Entries with figure data:
* * * *
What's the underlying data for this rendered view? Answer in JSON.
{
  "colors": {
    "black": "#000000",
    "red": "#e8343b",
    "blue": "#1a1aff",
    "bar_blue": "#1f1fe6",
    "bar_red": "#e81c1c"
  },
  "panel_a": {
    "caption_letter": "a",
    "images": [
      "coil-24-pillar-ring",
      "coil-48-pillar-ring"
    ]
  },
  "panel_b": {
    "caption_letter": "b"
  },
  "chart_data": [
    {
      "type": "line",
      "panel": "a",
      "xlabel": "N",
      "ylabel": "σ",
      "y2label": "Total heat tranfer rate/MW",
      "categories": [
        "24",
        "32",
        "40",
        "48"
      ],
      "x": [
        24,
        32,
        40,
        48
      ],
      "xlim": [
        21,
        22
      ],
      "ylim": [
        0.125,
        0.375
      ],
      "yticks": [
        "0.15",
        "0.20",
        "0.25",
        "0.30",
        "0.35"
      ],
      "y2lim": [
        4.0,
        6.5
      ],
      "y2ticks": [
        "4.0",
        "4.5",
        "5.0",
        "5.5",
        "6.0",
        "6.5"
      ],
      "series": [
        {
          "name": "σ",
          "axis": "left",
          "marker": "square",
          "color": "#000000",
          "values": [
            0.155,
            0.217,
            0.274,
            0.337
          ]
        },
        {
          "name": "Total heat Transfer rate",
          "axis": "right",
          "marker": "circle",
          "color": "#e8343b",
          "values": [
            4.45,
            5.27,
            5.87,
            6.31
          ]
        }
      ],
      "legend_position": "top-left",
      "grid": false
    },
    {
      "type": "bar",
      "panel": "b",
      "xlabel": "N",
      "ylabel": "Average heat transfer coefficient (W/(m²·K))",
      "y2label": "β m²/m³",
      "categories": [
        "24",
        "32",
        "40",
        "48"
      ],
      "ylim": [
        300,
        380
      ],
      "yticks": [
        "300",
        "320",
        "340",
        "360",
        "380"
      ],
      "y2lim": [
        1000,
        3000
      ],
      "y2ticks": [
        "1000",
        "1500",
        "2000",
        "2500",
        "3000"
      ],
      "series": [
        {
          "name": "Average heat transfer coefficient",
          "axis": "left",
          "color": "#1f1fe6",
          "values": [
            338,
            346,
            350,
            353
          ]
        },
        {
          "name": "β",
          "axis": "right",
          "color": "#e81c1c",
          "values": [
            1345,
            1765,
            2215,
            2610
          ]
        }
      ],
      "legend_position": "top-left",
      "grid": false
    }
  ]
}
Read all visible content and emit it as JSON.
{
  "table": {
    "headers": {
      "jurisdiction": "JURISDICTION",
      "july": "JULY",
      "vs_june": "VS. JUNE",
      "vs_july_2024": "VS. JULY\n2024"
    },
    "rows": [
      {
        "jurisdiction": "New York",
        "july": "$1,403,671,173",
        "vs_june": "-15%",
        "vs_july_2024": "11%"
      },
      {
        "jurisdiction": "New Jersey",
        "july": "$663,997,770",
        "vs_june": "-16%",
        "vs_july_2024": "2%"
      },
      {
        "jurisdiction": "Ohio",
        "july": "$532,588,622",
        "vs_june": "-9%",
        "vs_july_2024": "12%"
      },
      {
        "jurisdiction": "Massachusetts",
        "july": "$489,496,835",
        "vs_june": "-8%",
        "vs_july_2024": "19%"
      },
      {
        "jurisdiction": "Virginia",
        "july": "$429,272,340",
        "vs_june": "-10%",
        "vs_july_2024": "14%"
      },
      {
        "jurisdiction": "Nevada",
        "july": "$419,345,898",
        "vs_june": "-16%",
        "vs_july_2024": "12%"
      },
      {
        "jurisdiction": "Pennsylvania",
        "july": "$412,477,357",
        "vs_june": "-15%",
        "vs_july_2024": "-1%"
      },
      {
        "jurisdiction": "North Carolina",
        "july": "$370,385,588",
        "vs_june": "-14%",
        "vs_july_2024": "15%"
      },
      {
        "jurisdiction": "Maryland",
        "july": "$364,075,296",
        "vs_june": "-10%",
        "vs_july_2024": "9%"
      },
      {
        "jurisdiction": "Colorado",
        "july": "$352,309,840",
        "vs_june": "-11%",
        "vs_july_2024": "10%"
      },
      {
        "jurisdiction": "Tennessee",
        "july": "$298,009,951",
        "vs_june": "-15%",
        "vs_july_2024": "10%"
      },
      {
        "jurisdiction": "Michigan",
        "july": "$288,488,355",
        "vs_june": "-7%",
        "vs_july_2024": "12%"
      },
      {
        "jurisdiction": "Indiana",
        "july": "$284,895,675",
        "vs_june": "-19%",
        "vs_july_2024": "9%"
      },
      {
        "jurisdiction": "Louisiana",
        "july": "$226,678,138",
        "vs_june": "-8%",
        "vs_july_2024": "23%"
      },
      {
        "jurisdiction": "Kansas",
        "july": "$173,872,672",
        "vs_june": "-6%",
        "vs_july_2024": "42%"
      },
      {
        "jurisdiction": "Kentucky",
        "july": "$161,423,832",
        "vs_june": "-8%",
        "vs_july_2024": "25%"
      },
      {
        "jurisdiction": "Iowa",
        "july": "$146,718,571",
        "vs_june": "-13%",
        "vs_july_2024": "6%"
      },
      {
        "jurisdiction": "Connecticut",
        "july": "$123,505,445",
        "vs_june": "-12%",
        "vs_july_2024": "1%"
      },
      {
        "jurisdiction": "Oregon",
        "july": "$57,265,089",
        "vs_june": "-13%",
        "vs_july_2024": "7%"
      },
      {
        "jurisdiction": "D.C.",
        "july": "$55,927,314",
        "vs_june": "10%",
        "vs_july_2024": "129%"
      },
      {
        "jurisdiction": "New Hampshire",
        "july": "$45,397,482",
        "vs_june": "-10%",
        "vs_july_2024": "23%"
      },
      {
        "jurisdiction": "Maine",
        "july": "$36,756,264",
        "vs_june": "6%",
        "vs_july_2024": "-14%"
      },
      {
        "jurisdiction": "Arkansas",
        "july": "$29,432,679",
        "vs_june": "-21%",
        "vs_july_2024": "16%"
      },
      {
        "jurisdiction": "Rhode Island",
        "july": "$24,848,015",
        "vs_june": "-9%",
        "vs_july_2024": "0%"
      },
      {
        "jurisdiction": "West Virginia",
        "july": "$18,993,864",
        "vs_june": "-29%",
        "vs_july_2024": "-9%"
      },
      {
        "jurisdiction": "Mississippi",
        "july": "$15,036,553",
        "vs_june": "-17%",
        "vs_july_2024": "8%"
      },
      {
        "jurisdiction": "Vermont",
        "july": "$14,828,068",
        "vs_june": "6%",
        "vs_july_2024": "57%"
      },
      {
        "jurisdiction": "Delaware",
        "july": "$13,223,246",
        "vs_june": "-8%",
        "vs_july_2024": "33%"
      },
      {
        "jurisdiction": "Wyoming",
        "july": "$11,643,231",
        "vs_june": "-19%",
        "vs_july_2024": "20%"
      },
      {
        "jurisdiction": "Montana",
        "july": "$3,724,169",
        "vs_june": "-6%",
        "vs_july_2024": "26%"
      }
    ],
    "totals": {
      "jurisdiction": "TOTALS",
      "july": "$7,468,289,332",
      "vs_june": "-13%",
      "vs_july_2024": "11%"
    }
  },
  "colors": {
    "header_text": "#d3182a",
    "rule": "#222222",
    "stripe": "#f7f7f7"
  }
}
* * * *
Every entry must be retyped in full, exactly as given.

#### [Full response]
What's the underlying data for this rendered view? Answer in JSON.
{
  "colors": {
    "black": "#000000",
    "red": "#e8343b",
    "blue": "#1a1aff",
    "bar_blue": "#1f1fe6",
    "bar_red": "#e81c1c"
  },
  "panel_a": {
    "caption_letter": "a",
    "images": [
      "coil-24-pillar-ring",
      "coil-48-pillar-ring"
    ]
  },
  "panel_b": {
    "caption_letter": "b"
  },
  "chart_data": [
    {
      "type": "line",
      "panel": "a",
      "xlabel": "N",
      "ylabel": "σ",
      "y2label": "Total heat tranfer rate/MW",
      "categories": [
        "24",
        "32",
        "40",
        "48"
      ],
      "x": [
        24,
        32,
        40,
        48
      ],
      "xlim": [
        21,
        22
      ],
      "ylim": [
        0.125,
        0.375
      ],
      "yticks": [
        "0.15",
        "0.20",
        "0.25",
        "0.30",
        "0.35"
      ],
      "y2lim": [
        4.0,
        6.5
      ],
      "y2ticks": [
        "4.0",
        "4.5",
        "5.0",
        "5.5",
        "6.0",
        "6.5"
      ],
      "series": [
        {
          "name": "σ",
          "axis": "left",
          "marker": "square",
          "color": "#000000",
          "values": [
            0.155,
            0.217,
            0.274,
            0.337
          ]
        },
        {
          "name": "Total heat Transfer rate",
          "axis": "right",
          "marker": "circle",
          "color": "#e8343b",
          "values": [
            4.45,
            5.27,
            5.87,
            6.31
          ]
        }
      ],
      "legend_position": "top-left",
      "grid": false
    },
    {
      "type": "bar",
      "panel": "b",
      "xlabel": "N",
      "ylabel": "Average heat transfer coefficient (W/(m²·K))",
      "y2label": "β m²/m³",
      "categories": [
        "24",
        "32",
        "40",
        "48"
      ],
      "ylim": [
        300,
        380
      ],
      "yticks": [
        "300",
        "320",
        "340",
        "360",
        "380"
      ],
      "y2lim": [
        1000,
        3000
      ],
      "y2ticks": [
        "1000",
        "1500",
        "2000",
        "2500",
        "3000"
      ],
      "series": [
        {
          "name": "Average heat transfer coefficient",
          "axis": "left",
          "color": "#1f1fe6",
          "values": [
            338,
            346,
            350,
            353
          ]
        },
        {
          "name": "β",
          "axis": "right",
          "color": "#e81c1c",
          "values": [
            1345,
            1765,
            2215,
            2610
          ]
        }
      ],
      "legend_position": "top-left",
      "grid": false
    }
  ]
}
Read all visible content and emit it as JSON.
{
  "table": {
    "headers": {
      "jurisdiction": "JURISDICTION",
      "july": "JULY",
      "vs_june": "VS. JUNE",
      "vs_july_2024": "VS. JULY\n2024"
    },
    "rows": [
      {
        "jurisdiction": "New York",
        "july": "$1,403,671,173",
        "vs_june": "-15%",
        "vs_july_2024": "11%"
      },
      {
        "jurisdiction": "New Jersey",
        "july": "$663,997,770",
        "vs_june": "-16%",
        "vs_july_2024": "2%"
      },
      {
        "jurisdiction": "Ohio",
        "july": "$532,588,622",
        "vs_june": "-9%",
        "vs_july_2024": "12%"
      },
      {
        "jurisdiction": "Massachusetts",
        "july": "$489,496,835",
        "vs_june": "-8%",
        "vs_july_2024": "19%"
      },
      {
        "jurisdiction": "Virginia",
        "july": "$429,272,340",
        "vs_june": "-10%",
        "vs_july_2024": "14%"
      },
      {
        "jurisdiction": "Nevada",
        "july": "$419,345,898",
        "vs_june": "-16%",
        "vs_july_2024": "12%"
      },
      {
        "jurisdiction": "Pennsylvania",
        "july": "$412,477,357",
        "vs_june": "-15%",
        "vs_july_2024": "-1%"
      },
      {
        "jurisdiction": "North Carolina",
        "july": "$370,385,588",
        "vs_june": "-14%",
        "vs_july_2024": "15%"
      },
      {
        "jurisdiction": "Maryland",
        "july": "$364,075,296",
        "vs_june": "-10%",
        "vs_july_2024": "9%"
      },
      {
        "jurisdiction": "Colorado",
        "july": "$352,309,840",
        "vs_june": "-11%",
        "vs_july_2024": "10%"
      },
      {
        "jurisdiction": "Tennessee",
        "july": "$298,009,951",
        "vs_june": "-15%",
        "vs_july_2024": "10%"
      },
      {
        "jurisdiction": "Michigan",
        "july": "$288,488,355",
        "vs_june": "-7%",
        "vs_july_2024": "12%"
      },
      {
        "jurisdiction": "Indiana",
        "july": "$284,895,675",
        "vs_june": "-19%",
        "vs_july_2024": "9%"
      },
      {
        "jurisdiction": "Louisiana",
        "july": "$226,678,138",
        "vs_june": "-8%",
        "vs_july_2024": "23%"
      },
      {
        "jurisdiction": "Kansas",
        "july": "$173,872,672",
        "vs_june": "-6%",
        "vs_july_2024": "42%"
      },
      {
        "jurisdiction": "Kentucky",
        "july": "$161,423,832",
        "vs_june": "-8%",
        "vs_july_2024": "25%"
      },
      {
        "jurisdiction": "Iowa",
        "july": "$146,718,571",
        "vs_june": "-13%",
        "vs_july_2024": "6%"
      },
      {
        "jurisdiction": "Connecticut",
        "july": "$123,505,445",
        "vs_june": "-12%",
        "vs_july_2024": "1%"
      },
      {
        "jurisdiction": "Oregon",
        "july": "$57,265,089",
        "vs_june": "-13%",
        "vs_july_2024": "7%"
      },
      {
        "jurisdiction": "D.C.",
        "july": "$55,927,314",
        "vs_june": "10%",
        "vs_july_2024": "129%"
      },
      {
        "jurisdiction": "New Hampshire",
        "july": "$45,397,482",
        "vs_june": "-10%",
        "vs_july_2024": "23%"
      },
      {
        "jurisdiction": "Maine",
        "july": "$36,756,264",
        "vs_june": "6%",
        "vs_july_2024": "-14%"
      },
      {
        "jurisdiction": "Arkansas",
        "july": "$29,432,679",
        "vs_june": "-21%",
        "vs_july_2024": "16%"
      },
      {
        "jurisdiction": "Rhode Island",
        "july": "$24,848,015",
        "vs_june": "-9%",
        "vs_july_2024": "0%"
      },
      {
        "jurisdiction": "West Virginia",
        "july": "$18,993,864",
        "vs_june": "-29%",
        "vs_july_2024": "-9%"
      },
      {
        "jurisdiction": "Mississippi",
        "july": "$15,036,553",
        "vs_june": "-17%",
        "vs_july_2024": "8%"
      },
      {
        "jurisdiction": "Vermont",
        "july": "$14,828,068",
        "vs_june": "6%",
        "vs_july_2024": "57%"
      },
      {
        "jurisdiction": "Delaware",
        "july": "$13,223,246",
        "vs_june": "-8%",
        "vs_july_2024": "33%"
      },
      {
        "jurisdiction": "Wyoming",
        "july": "$11,643,231",
        "vs_june": "-19%",
        "vs_july_2024": "20%"
      },
      {
        "jurisdiction": "Montana",
        "july": "$3,724,169",
        "vs_june": "-6%",
        "vs_july_2024": "26%"
      }
    ],
    "totals": {
      "jurisdiction": "TOTALS",
      "july": "$7,468,289,332",
      "vs_june": "-13%",
      "vs_july_2024": "11%"
    }
  },
  "colors": {
    "header_text": "#d3182a",
    "rule": "#222222",
    "stripe": "#f7f7f7"
  }
}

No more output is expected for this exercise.